begin

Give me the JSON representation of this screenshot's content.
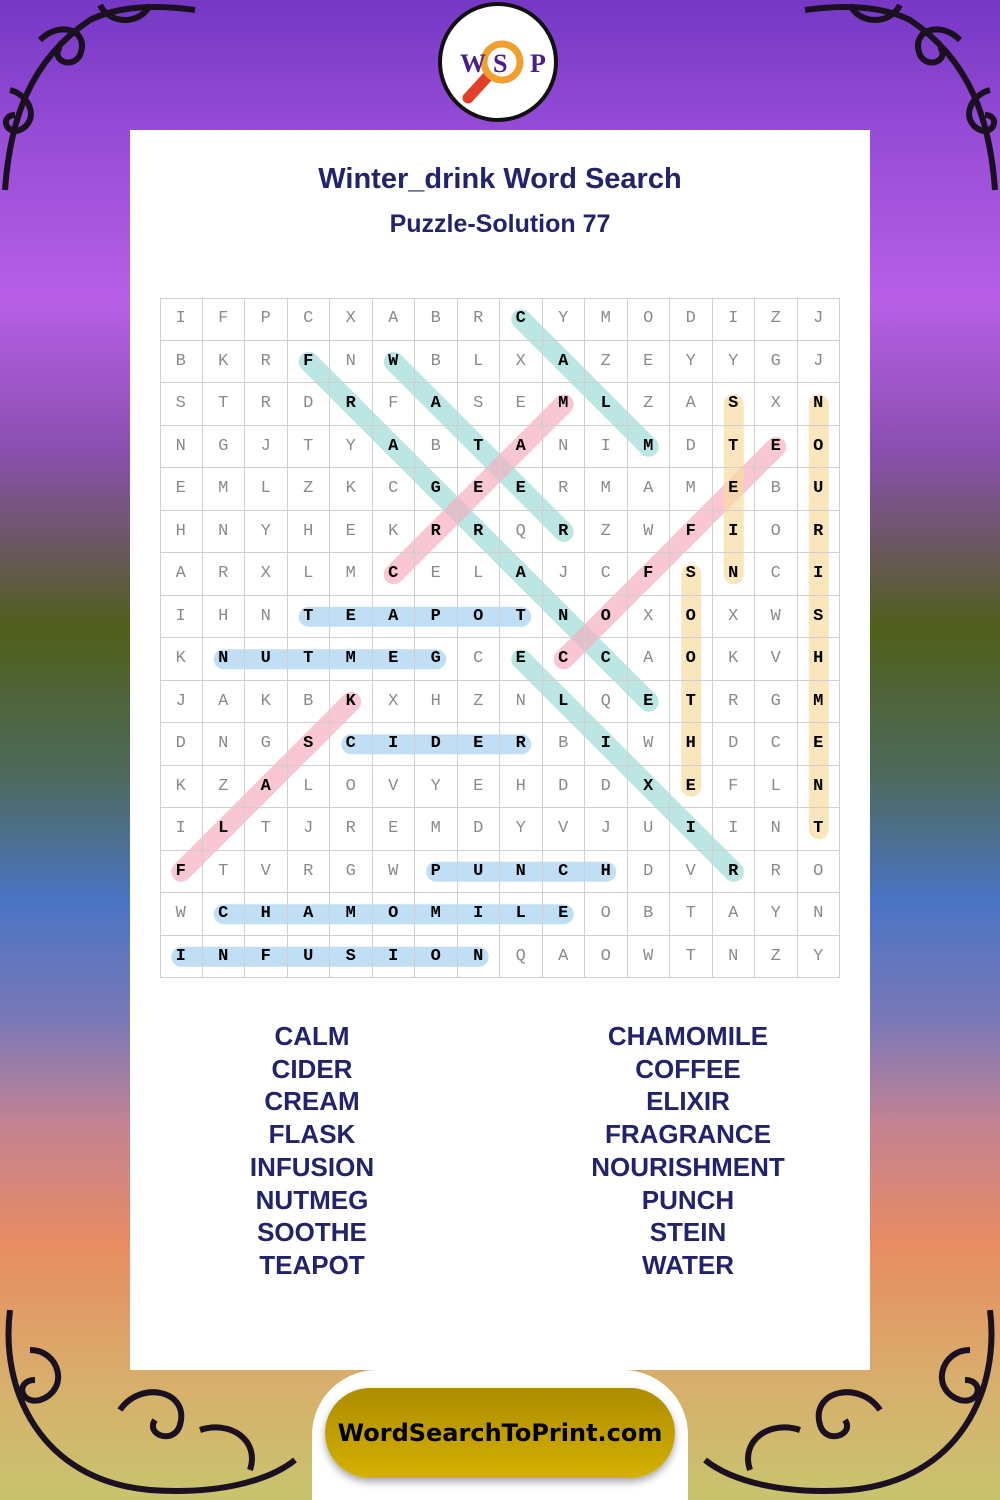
{
  "logo": {
    "letters": [
      "W",
      "S",
      "P"
    ]
  },
  "header": {
    "title": "Winter_drink Word Search",
    "subtitle": "Puzzle-Solution 77"
  },
  "grid": {
    "rows": [
      "IFPCXABRCYMODIZJ",
      "BKRFNWBLXAZEYYGJ",
      "STRDRFASEMLZASXN",
      "NGJTYABTANIMDTEO",
      "EMLZKCGEERMAMEBU",
      "HNYHEKRRQRZWFIOR",
      "ARXLMCELAJCFSNCI",
      "IHNTEAPOTNOXOXWS",
      "KNUTMEGCECCAOKVH",
      "JAKBKXHZNLQETRGM",
      "DNGSCIDERBIWHDCE",
      "KZALOVYEHDDXEFLN",
      "ILTJREMDYVJUIINT",
      "FTVRGWPUNCHDVRRO",
      "WCHAMOMILEOBTAYN",
      "INFUSIONQAOWTNZY"
    ],
    "solutions": [
      {
        "word": "CALM",
        "start": [
          0,
          8
        ],
        "end": [
          3,
          11
        ],
        "color": "#9fdcd8"
      },
      {
        "word": "FRAGRANCE",
        "start": [
          1,
          3
        ],
        "end": [
          9,
          11
        ],
        "color": "#9fdcd8"
      },
      {
        "word": "WATER",
        "start": [
          1,
          5
        ],
        "end": [
          5,
          9
        ],
        "color": "#9fdcd8"
      },
      {
        "word": "ELIXIR",
        "start": [
          8,
          8
        ],
        "end": [
          13,
          13
        ],
        "color": "#9fdcd8"
      },
      {
        "word": "CREAM",
        "start": [
          6,
          5
        ],
        "end": [
          2,
          9
        ],
        "color": "#f7aec2"
      },
      {
        "word": "COFFEE",
        "start": [
          8,
          9
        ],
        "end": [
          3,
          14
        ],
        "color": "#f7aec2"
      },
      {
        "word": "FLASK",
        "start": [
          13,
          0
        ],
        "end": [
          9,
          4
        ],
        "color": "#f7aec2"
      },
      {
        "word": "STEIN",
        "start": [
          2,
          13
        ],
        "end": [
          6,
          13
        ],
        "color": "#f9dca0"
      },
      {
        "word": "NOURISHMENT",
        "start": [
          2,
          15
        ],
        "end": [
          12,
          15
        ],
        "color": "#f9dca0"
      },
      {
        "word": "SOOTHE",
        "start": [
          6,
          12
        ],
        "end": [
          11,
          12
        ],
        "color": "#f9dca0"
      },
      {
        "word": "TEAPOT",
        "start": [
          7,
          3
        ],
        "end": [
          7,
          8
        ],
        "color": "#a6d2f2"
      },
      {
        "word": "NUTMEG",
        "start": [
          8,
          1
        ],
        "end": [
          8,
          6
        ],
        "color": "#a6d2f2"
      },
      {
        "word": "CIDER",
        "start": [
          10,
          4
        ],
        "end": [
          10,
          8
        ],
        "color": "#a6d2f2"
      },
      {
        "word": "PUNCH",
        "start": [
          13,
          6
        ],
        "end": [
          13,
          10
        ],
        "color": "#a6d2f2"
      },
      {
        "word": "CHAMOMILE",
        "start": [
          14,
          1
        ],
        "end": [
          14,
          9
        ],
        "color": "#a6d2f2"
      },
      {
        "word": "INFUSION",
        "start": [
          15,
          0
        ],
        "end": [
          15,
          7
        ],
        "color": "#a6d2f2"
      }
    ]
  },
  "word_list": {
    "left": [
      "CALM",
      "CIDER",
      "CREAM",
      "FLASK",
      "INFUSION",
      "NUTMEG",
      "SOOTHE",
      "TEAPOT"
    ],
    "right": [
      "CHAMOMILE",
      "COFFEE",
      "ELIXIR",
      "FRAGRANCE",
      "NOURISHMENT",
      "PUNCH",
      "STEIN",
      "WATER"
    ]
  },
  "footer": {
    "site": "WordSearchToPrint.com"
  }
}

end

> BRIEF
Go back to the records above and write them out exactly, without the pictures.

> THE REPLY
Give me the JSON representation of this screenshot's content.
{
  "logo": {
    "letters": [
      "W",
      "S",
      "P"
    ]
  },
  "header": {
    "title": "Winter_drink Word Search",
    "subtitle": "Puzzle-Solution 77"
  },
  "grid": {
    "rows": [
      "IFPCXABRCYMODIZJ",
      "BKRFNWBLXAZEYYGJ",
      "STRDRFASEMLZASXN",
      "NGJTYABTANIMDTEO",
      "EMLZKCGEERMAMEBU",
      "HNYHEKRRQRZWFIOR",
      "ARXLMCELAJCFSNCI",
      "IHNTEAPOTNOXOXWS",
      "KNUTMEGCECCAOKVH",
      "JAKBKXHZNLQETRGM",
      "DNGSCIDERBIWHDCE",
      "KZALOVYEHDDXEFLN",
      "ILTJREMDYVJUIINT",
      "FTVRGWPUNCHDVRRO",
      "WCHAMOMILEOBTAYN",
      "INFUSIONQAOWTNZY"
    ],
    "solutions": [
      {
        "word": "CALM",
        "start": [
          0,
          8
        ],
        "end": [
          3,
          11
        ],
        "color": "#9fdcd8"
      },
      {
        "word": "FRAGRANCE",
        "start": [
          1,
          3
        ],
        "end": [
          9,
          11
        ],
        "color": "#9fdcd8"
      },
      {
        "word": "WATER",
        "start": [
          1,
          5
        ],
        "end": [
          5,
          9
        ],
        "color": "#9fdcd8"
      },
      {
        "word": "ELIXIR",
        "start": [
          8,
          8
        ],
        "end": [
          13,
          13
        ],
        "color": "#9fdcd8"
      },
      {
        "word": "CREAM",
        "start": [
          6,
          5
        ],
        "end": [
          2,
          9
        ],
        "color": "#f7aec2"
      },
      {
        "word": "COFFEE",
        "start": [
          8,
          9
        ],
        "end": [
          3,
          14
        ],
        "color": "#f7aec2"
      },
      {
        "word": "FLASK",
        "start": [
          13,
          0
        ],
        "end": [
          9,
          4
        ],
        "color": "#f7aec2"
      },
      {
        "word": "STEIN",
        "start": [
          2,
          13
        ],
        "end": [
          6,
          13
        ],
        "color": "#f9dca0"
      },
      {
        "word": "NOURISHMENT",
        "start": [
          2,
          15
        ],
        "end": [
          12,
          15
        ],
        "color": "#f9dca0"
      },
      {
        "word": "SOOTHE",
        "start": [
          6,
          12
        ],
        "end": [
          11,
          12
        ],
        "color": "#f9dca0"
      },
      {
        "word": "TEAPOT",
        "start": [
          7,
          3
        ],
        "end": [
          7,
          8
        ],
        "color": "#a6d2f2"
      },
      {
        "word": "NUTMEG",
        "start": [
          8,
          1
        ],
        "end": [
          8,
          6
        ],
        "color": "#a6d2f2"
      },
      {
        "word": "CIDER",
        "start": [
          10,
          4
        ],
        "end": [
          10,
          8
        ],
        "color": "#a6d2f2"
      },
      {
        "word": "PUNCH",
        "start": [
          13,
          6
        ],
        "end": [
          13,
          10
        ],
        "color": "#a6d2f2"
      },
      {
        "word": "CHAMOMILE",
        "start": [
          14,
          1
        ],
        "end": [
          14,
          9
        ],
        "color": "#a6d2f2"
      },
      {
        "word": "INFUSION",
        "start": [
          15,
          0
        ],
        "end": [
          15,
          7
        ],
        "color": "#a6d2f2"
      }
    ]
  },
  "word_list": {
    "left": [
      "CALM",
      "CIDER",
      "CREAM",
      "FLASK",
      "INFUSION",
      "NUTMEG",
      "SOOTHE",
      "TEAPOT"
    ],
    "right": [
      "CHAMOMILE",
      "COFFEE",
      "ELIXIR",
      "FRAGRANCE",
      "NOURISHMENT",
      "PUNCH",
      "STEIN",
      "WATER"
    ]
  },
  "footer": {
    "site": "WordSearchToPrint.com"
  }
}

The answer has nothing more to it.